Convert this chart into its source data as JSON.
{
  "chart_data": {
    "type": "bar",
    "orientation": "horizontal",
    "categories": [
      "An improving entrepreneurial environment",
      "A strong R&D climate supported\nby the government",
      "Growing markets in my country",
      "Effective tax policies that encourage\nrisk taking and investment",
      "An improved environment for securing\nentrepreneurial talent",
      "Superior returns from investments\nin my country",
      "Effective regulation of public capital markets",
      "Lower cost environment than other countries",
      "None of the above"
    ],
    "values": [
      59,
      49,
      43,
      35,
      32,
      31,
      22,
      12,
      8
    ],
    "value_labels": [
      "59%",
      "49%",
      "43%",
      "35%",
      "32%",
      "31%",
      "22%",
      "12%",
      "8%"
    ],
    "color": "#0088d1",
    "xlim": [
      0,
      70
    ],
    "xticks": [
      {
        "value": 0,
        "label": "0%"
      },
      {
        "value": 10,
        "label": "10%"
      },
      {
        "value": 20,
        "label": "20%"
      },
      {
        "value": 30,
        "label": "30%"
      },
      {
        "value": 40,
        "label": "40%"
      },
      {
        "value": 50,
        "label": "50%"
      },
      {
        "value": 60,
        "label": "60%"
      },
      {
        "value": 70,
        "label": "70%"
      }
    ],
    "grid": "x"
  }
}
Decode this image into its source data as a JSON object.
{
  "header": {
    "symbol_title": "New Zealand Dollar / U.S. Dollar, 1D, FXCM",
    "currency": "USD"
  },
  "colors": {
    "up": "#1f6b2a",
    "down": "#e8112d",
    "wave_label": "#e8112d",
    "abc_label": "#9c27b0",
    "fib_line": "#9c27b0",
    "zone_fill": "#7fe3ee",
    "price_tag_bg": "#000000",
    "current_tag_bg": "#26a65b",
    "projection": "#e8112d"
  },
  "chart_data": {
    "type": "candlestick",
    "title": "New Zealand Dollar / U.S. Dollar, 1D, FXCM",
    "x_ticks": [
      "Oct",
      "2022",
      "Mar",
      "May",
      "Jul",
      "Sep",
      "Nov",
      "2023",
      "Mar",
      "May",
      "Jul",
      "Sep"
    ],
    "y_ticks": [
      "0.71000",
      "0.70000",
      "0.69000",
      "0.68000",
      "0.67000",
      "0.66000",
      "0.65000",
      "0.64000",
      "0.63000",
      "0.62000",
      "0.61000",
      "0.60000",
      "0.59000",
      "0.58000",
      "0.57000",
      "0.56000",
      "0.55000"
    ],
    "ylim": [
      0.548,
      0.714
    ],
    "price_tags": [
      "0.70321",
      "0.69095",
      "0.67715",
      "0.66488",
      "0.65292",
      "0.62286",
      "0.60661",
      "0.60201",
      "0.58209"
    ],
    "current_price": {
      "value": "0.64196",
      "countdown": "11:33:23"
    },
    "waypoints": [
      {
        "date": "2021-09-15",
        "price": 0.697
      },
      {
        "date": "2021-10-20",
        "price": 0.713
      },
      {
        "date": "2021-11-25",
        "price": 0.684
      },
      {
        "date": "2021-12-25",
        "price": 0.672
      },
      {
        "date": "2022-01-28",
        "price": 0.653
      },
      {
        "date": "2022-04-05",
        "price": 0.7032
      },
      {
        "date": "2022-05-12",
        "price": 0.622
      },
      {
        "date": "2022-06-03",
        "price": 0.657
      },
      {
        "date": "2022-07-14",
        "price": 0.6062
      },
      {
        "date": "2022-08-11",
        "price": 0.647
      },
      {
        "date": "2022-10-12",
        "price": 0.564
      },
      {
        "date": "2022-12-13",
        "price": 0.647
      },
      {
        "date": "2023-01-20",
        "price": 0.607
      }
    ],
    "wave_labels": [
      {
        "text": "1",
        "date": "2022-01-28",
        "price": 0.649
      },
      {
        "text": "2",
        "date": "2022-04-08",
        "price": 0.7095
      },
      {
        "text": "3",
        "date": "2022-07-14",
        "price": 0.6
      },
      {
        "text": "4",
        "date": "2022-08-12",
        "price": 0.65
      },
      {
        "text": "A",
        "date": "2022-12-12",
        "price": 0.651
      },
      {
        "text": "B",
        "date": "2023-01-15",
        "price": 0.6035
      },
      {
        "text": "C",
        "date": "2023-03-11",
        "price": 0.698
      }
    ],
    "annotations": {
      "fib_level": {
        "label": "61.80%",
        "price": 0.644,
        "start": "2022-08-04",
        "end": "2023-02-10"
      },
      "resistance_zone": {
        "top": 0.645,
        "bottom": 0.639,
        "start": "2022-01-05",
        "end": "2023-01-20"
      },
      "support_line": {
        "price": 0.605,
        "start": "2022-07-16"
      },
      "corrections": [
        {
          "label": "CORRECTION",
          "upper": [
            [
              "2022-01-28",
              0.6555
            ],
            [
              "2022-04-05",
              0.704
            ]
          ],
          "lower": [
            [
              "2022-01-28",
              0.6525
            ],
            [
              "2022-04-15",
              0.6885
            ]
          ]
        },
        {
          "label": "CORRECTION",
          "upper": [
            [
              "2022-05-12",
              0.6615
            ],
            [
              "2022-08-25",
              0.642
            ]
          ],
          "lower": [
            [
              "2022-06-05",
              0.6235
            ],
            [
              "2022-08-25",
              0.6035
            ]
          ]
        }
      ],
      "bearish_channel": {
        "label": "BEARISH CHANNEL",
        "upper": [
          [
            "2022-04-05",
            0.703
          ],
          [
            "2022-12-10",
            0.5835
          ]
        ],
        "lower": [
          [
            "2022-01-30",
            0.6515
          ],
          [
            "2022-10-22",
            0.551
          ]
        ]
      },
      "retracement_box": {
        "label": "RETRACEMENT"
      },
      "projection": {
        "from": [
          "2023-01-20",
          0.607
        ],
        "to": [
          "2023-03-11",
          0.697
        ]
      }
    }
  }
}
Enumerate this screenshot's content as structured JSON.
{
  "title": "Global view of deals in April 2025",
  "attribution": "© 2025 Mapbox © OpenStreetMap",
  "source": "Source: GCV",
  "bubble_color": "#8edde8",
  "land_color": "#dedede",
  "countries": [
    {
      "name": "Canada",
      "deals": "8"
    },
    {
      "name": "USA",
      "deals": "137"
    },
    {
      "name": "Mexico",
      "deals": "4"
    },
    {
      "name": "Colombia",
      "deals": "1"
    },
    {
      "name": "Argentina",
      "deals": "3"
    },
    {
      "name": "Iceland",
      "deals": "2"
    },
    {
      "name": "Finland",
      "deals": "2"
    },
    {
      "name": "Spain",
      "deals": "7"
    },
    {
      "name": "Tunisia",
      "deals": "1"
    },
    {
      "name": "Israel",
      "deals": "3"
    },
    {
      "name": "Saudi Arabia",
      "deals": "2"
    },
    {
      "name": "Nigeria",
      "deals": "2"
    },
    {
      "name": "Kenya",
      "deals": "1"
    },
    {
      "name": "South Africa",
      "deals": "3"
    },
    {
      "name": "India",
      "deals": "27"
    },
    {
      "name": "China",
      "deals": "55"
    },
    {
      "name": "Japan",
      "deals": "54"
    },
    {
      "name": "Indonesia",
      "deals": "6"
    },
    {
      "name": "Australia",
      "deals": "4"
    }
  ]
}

Stated goal: Each line with the string "JSON" in it needs to be found and copied.

Task result:
Convert this chart into its source data as JSON.
Decode this image into its source data as a JSON object.
Enumerate this screenshot's content as structured JSON.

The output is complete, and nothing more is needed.